* [Brief]:
Copy each line of the entries beneath that contains the word "cherchons".

+++ Supplied records +++

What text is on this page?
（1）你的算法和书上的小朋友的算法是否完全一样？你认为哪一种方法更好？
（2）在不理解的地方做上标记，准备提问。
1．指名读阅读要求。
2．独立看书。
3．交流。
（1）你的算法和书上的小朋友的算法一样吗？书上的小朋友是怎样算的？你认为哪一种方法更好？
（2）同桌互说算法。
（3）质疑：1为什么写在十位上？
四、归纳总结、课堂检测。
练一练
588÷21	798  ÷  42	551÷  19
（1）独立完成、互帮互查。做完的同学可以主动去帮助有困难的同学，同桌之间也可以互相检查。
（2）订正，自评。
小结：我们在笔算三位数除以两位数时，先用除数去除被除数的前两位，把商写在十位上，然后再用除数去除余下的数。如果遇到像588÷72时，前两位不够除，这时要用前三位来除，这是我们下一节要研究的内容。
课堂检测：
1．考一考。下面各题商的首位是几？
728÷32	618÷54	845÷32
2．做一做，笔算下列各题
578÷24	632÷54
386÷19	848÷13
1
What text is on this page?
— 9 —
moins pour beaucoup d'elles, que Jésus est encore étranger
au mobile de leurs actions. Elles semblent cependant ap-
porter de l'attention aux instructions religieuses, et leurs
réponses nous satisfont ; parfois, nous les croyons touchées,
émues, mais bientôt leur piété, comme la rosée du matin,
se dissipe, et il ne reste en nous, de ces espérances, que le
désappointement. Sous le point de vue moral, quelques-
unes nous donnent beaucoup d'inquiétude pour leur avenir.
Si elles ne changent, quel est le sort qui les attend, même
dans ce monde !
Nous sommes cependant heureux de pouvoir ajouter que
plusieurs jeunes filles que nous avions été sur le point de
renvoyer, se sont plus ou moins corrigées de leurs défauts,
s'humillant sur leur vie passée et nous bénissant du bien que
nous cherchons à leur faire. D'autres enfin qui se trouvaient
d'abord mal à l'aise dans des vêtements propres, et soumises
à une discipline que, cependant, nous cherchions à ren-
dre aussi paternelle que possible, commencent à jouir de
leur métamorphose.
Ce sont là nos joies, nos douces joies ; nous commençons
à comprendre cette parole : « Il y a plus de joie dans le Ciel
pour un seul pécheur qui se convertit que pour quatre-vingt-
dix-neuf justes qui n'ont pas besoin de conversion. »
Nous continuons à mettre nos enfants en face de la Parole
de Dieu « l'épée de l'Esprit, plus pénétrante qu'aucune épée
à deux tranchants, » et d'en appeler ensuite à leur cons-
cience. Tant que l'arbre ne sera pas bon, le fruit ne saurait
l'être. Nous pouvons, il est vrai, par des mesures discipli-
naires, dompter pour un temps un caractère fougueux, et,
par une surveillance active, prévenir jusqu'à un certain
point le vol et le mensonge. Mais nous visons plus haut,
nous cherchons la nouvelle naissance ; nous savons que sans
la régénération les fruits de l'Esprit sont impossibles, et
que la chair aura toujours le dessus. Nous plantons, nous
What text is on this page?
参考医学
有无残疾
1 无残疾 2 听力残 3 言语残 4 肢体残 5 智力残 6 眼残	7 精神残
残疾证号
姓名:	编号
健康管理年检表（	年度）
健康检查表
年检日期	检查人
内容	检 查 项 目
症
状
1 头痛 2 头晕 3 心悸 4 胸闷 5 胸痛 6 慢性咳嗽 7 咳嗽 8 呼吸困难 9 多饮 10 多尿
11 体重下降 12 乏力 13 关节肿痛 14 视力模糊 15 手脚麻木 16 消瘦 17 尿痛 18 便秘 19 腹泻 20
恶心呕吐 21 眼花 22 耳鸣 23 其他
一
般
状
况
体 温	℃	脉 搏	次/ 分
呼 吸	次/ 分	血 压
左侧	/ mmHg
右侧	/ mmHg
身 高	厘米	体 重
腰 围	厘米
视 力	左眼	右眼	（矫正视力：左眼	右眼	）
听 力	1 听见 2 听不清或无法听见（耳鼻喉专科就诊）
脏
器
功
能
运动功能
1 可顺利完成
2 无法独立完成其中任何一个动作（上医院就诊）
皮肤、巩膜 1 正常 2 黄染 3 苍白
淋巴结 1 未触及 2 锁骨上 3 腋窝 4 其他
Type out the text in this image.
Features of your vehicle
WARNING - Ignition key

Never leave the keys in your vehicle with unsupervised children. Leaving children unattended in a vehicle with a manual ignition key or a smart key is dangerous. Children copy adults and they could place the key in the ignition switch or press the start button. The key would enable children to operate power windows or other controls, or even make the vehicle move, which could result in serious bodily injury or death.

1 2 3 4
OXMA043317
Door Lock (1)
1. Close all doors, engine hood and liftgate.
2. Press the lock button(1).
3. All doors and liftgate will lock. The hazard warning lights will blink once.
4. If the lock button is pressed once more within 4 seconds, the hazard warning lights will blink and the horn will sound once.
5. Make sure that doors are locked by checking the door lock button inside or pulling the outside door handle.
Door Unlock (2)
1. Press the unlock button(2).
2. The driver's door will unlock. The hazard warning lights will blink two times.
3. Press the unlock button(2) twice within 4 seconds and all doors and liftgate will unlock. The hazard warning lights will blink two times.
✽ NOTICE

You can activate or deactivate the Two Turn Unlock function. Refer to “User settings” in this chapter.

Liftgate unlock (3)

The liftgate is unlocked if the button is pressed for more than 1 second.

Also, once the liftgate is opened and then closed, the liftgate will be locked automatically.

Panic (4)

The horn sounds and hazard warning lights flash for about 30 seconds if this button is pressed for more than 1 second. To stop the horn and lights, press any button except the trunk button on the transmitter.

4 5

+++

* [Completed task]:
nous cherchons à leur faire. D'autres enfin qui se trouvaient
nous cherchons la nouvelle naissance ; nous savons que sans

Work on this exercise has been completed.